#### Available data:
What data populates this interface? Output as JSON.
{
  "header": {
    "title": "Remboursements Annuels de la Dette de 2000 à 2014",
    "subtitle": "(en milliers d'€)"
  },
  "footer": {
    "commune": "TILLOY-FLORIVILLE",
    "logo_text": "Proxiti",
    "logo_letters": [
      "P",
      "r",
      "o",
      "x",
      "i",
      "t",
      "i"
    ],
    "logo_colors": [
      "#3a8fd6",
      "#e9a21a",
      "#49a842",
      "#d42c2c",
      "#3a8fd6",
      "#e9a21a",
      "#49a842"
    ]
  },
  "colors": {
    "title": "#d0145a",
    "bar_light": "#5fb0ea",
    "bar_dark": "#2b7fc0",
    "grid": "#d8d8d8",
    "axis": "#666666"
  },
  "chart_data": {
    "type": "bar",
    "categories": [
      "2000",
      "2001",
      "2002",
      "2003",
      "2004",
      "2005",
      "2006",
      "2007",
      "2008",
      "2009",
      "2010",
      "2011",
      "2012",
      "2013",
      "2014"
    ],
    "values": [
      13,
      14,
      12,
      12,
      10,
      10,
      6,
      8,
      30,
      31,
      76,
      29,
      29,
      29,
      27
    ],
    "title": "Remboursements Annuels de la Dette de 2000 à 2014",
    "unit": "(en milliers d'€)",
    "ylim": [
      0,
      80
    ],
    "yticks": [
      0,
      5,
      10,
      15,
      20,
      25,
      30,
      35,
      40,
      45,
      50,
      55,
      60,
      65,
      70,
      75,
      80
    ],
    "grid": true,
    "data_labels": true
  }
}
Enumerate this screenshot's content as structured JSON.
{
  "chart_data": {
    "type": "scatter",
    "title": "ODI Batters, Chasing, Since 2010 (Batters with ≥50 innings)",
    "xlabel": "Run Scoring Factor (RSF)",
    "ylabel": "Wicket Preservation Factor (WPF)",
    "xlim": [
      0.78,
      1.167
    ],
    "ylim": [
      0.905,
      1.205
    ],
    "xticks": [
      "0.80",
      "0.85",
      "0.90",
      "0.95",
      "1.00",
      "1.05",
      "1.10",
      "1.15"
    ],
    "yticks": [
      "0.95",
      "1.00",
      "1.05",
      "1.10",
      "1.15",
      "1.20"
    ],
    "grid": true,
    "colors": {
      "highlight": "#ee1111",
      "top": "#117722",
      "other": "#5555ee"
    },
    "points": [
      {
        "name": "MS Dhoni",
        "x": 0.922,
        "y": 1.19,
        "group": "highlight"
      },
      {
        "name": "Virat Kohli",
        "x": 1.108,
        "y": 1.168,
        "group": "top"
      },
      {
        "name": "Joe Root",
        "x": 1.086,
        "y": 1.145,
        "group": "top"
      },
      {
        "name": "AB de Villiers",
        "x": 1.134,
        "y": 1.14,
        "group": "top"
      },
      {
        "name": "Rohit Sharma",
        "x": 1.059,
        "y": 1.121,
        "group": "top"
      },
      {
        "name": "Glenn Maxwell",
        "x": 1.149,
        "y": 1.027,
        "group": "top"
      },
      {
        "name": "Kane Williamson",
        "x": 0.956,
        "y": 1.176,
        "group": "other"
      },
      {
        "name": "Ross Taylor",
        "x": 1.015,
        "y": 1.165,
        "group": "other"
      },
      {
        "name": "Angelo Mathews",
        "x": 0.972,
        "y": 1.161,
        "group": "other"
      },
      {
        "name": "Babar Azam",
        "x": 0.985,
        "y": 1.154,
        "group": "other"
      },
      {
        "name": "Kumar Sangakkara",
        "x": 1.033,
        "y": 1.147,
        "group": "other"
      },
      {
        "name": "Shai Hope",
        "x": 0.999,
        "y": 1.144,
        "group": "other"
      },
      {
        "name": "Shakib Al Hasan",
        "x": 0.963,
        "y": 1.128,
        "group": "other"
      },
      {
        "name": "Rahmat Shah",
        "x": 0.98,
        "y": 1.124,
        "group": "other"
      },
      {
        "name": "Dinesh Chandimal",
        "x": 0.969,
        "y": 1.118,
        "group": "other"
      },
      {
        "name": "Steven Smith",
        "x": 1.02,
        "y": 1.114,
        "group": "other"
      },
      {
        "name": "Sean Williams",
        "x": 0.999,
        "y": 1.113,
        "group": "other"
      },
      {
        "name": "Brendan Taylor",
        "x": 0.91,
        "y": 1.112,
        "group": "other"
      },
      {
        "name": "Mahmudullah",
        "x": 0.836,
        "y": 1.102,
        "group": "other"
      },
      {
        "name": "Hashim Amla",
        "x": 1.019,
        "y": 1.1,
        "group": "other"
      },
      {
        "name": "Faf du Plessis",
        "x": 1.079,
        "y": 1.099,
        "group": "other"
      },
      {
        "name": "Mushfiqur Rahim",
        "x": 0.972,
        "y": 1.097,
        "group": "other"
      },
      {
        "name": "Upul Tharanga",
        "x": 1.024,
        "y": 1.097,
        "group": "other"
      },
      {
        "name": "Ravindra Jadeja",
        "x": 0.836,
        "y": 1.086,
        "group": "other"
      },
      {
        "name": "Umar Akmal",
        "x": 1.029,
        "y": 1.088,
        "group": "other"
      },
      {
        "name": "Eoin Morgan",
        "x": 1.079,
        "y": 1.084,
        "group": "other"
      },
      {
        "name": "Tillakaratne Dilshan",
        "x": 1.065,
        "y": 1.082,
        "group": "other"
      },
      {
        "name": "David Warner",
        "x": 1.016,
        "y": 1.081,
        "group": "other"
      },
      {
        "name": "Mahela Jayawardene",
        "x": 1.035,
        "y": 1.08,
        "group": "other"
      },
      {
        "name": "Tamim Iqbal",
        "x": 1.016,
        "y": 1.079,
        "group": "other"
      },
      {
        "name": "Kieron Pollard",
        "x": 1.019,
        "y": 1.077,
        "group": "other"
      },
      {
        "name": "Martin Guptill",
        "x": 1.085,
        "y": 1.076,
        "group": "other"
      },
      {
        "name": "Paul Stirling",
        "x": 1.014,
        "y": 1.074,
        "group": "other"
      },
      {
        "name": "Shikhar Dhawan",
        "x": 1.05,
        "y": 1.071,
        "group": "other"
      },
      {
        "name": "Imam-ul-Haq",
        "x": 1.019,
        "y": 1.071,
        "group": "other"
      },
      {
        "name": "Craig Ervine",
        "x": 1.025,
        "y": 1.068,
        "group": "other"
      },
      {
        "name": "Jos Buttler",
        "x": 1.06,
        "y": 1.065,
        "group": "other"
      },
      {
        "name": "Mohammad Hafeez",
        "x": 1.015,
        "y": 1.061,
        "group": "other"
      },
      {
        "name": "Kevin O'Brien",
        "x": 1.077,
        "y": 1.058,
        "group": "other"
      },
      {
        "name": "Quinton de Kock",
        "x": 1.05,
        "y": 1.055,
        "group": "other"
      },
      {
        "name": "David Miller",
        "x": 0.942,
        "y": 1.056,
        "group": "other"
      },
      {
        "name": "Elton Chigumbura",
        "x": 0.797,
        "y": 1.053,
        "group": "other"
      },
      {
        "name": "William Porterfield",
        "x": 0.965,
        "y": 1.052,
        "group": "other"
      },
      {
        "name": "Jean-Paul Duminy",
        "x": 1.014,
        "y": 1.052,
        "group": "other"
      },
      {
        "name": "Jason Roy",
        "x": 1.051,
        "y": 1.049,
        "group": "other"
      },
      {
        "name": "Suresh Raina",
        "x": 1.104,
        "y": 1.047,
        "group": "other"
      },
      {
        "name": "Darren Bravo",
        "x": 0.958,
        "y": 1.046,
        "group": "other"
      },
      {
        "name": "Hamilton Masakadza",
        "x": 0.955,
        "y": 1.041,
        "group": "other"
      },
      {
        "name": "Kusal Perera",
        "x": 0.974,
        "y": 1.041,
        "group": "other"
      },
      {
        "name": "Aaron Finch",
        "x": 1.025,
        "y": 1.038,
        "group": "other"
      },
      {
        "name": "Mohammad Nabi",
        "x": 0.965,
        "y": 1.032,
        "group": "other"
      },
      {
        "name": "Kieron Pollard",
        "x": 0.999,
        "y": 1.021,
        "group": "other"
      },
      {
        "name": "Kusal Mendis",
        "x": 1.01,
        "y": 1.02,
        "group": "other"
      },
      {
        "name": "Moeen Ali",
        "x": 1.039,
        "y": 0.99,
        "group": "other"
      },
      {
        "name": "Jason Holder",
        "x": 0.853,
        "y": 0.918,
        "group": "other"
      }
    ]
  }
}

#### Goal:
Locate the word "JSON" in the records above, and return each line that has it.

#### Exercise solution:
What data populates this interface? Output as JSON.
Enumerate this screenshot's content as structured JSON.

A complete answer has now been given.